**Exercise directions:**
Select and reproduce each line of the listing below that bears the string "动物无害化处理".

— BEGIN Excerpted data —

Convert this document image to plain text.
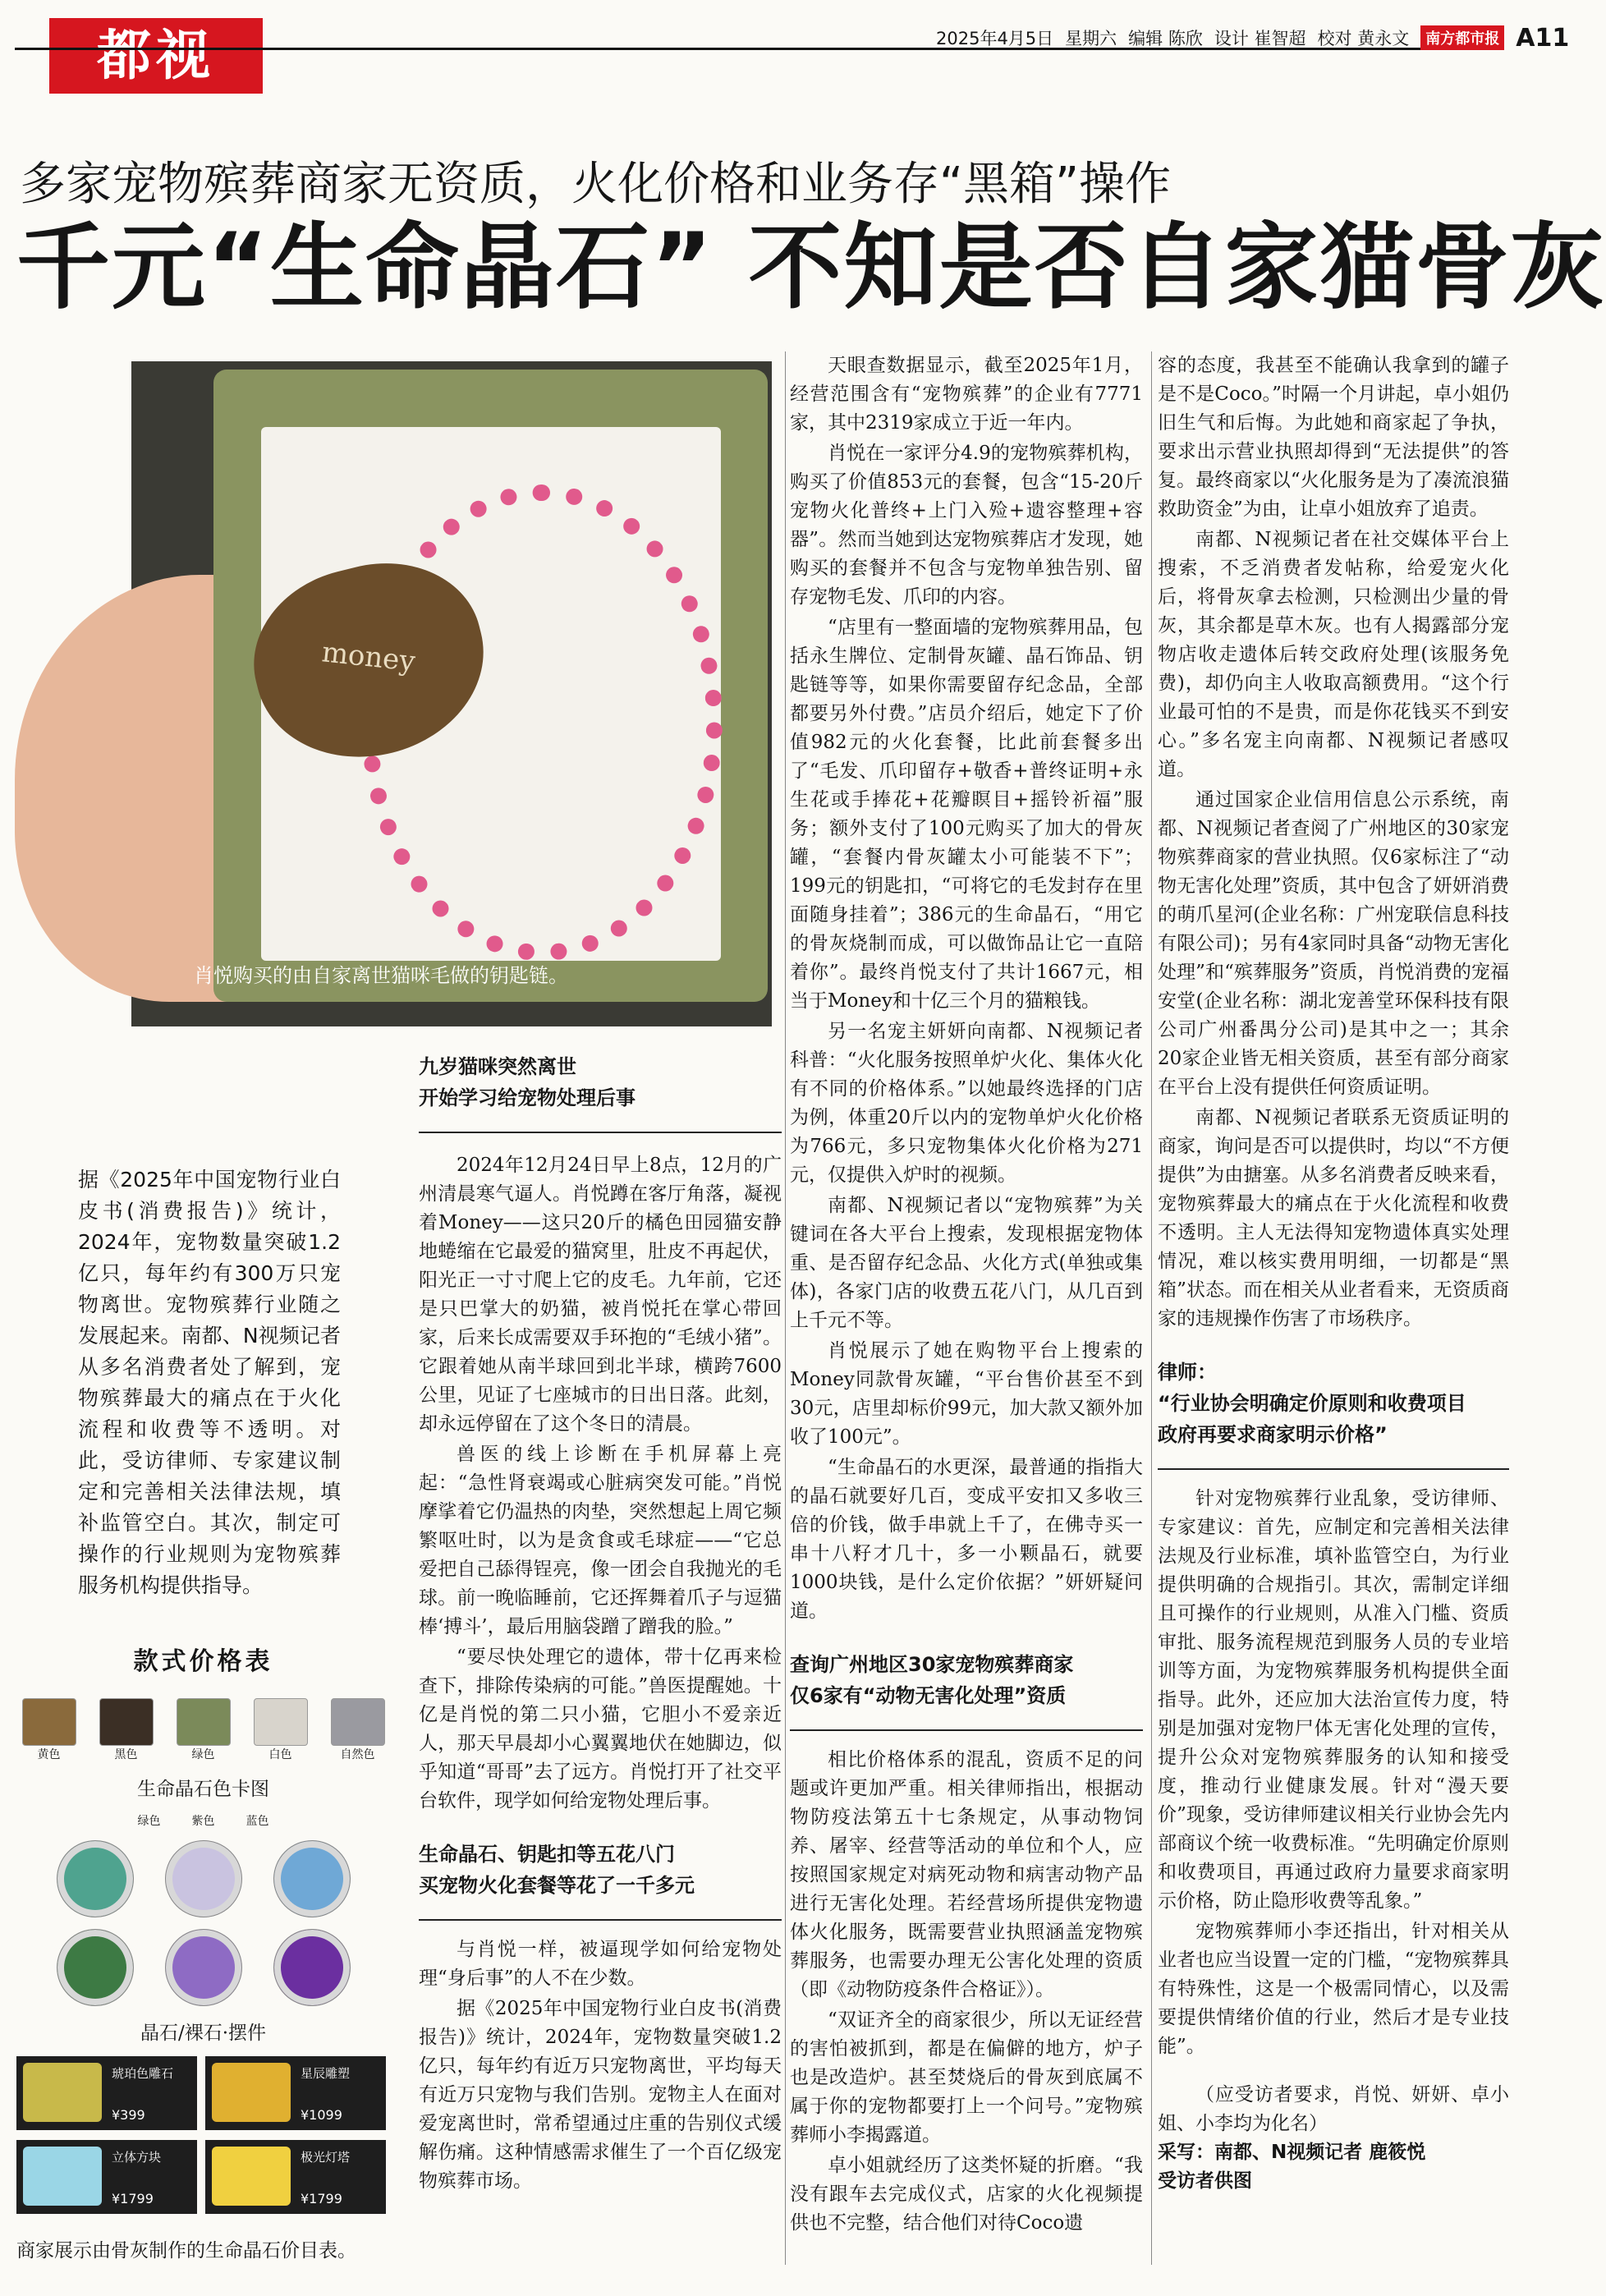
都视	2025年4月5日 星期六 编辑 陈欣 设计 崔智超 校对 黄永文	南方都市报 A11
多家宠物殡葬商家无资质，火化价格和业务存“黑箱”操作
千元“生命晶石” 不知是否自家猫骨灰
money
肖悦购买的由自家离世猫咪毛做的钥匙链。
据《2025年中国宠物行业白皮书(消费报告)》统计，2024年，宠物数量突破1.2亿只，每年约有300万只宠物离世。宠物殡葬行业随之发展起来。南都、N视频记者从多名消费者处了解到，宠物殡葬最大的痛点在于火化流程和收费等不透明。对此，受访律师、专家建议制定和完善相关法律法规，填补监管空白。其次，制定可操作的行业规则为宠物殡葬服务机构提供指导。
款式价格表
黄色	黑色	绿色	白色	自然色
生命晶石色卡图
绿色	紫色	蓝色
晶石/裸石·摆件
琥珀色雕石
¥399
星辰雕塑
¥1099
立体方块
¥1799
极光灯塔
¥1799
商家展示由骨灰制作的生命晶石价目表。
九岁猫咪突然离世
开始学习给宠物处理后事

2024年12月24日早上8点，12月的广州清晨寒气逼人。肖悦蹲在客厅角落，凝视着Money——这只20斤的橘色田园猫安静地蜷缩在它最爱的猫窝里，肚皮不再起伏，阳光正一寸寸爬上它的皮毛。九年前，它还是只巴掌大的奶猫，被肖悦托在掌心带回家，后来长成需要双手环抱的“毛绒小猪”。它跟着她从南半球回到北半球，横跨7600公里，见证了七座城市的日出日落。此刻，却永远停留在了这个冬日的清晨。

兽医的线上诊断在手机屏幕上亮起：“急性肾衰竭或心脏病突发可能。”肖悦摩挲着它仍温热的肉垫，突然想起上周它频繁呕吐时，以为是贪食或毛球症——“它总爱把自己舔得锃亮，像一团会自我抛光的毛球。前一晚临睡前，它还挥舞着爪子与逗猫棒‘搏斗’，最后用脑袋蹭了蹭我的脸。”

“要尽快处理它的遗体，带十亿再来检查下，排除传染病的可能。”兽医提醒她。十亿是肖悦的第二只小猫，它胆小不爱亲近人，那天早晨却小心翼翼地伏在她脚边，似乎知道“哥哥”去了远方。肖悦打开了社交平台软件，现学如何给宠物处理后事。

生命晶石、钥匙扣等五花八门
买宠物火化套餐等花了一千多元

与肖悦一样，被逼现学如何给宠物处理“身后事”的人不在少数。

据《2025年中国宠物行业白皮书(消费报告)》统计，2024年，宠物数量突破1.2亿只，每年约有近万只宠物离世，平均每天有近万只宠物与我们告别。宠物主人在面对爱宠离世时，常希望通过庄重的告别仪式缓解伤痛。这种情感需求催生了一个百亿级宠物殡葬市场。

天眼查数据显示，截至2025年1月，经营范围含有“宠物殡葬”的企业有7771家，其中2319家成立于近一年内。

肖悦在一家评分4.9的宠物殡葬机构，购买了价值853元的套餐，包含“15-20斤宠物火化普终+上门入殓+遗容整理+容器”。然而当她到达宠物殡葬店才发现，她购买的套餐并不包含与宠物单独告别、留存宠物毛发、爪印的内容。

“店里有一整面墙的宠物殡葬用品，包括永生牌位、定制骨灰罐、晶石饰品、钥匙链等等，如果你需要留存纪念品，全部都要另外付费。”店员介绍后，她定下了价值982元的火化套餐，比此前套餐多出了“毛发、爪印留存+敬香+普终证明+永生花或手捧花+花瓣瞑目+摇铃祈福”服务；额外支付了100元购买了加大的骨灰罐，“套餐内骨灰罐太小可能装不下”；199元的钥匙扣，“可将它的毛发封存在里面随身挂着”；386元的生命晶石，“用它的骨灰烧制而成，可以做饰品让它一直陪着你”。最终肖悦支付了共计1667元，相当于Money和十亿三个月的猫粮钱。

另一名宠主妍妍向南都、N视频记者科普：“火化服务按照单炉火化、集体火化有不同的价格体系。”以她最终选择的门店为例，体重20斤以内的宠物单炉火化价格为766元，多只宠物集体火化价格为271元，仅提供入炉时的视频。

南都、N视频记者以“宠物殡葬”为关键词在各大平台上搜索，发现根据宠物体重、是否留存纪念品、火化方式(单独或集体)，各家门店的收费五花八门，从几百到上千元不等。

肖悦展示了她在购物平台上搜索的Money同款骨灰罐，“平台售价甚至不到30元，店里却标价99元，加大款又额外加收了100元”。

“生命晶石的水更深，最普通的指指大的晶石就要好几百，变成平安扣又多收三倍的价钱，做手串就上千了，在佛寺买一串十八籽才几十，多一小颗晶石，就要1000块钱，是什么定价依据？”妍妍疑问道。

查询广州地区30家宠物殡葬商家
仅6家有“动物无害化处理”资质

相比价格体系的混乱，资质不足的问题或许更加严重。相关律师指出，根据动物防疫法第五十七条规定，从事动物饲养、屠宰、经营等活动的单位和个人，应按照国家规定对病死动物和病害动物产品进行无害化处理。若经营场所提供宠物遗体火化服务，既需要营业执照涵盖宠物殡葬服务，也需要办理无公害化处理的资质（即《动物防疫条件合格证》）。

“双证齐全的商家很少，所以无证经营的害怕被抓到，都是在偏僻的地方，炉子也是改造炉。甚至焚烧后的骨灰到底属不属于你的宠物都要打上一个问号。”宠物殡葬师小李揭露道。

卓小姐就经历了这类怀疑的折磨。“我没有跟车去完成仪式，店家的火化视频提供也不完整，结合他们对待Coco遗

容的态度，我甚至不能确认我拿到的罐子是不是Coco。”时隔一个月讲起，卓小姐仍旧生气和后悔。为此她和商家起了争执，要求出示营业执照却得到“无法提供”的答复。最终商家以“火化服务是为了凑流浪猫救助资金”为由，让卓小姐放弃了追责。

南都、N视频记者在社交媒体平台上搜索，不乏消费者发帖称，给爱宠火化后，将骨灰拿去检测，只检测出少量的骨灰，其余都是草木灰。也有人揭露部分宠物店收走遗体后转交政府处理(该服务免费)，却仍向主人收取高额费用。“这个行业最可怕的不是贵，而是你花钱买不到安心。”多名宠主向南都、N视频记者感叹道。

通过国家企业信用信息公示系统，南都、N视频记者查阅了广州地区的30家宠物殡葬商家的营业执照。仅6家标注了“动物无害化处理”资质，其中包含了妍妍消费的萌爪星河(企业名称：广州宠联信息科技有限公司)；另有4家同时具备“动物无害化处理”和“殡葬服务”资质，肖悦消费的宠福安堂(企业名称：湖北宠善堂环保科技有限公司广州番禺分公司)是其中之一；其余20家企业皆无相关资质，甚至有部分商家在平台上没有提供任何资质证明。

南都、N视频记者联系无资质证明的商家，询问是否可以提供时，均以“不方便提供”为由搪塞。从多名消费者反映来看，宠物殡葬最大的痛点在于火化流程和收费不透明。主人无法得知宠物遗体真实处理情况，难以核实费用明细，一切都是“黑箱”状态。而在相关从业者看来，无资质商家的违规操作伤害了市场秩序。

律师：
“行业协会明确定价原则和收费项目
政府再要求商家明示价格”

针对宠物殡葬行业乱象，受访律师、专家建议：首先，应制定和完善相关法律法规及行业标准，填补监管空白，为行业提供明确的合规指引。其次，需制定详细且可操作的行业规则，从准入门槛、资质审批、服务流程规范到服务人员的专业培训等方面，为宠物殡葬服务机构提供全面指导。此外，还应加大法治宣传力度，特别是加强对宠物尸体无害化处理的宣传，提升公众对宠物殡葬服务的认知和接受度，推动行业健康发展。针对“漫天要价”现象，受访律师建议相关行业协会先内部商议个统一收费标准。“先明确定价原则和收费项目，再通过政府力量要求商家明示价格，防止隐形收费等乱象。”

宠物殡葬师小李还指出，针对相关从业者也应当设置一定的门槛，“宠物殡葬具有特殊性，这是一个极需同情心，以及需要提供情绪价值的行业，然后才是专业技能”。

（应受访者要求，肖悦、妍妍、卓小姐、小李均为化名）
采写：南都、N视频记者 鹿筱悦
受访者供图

— END Excerpted data —

**Output for this task:**
仅6家有“动物无害化处理”资质
通过国家企业信用信息公示系统，南都、N视频记者查阅了广州地区的30家宠物殡葬商家的营业执照。仅6家标注了“动物无害化处理”资质，其中包含了妍妍消费的萌爪星河(企业名称：广州宠联信息科技有限公司)；另有4家同时具备“动物无害化处理”和“殡葬服务”资质，肖悦消费的宠福安堂(企业名称：湖北宠善堂环保科技有限公司广州番禺分公司)是其中之一；其余20家企业皆无相关资质，甚至有部分商家在平台上没有提供任何资质证明。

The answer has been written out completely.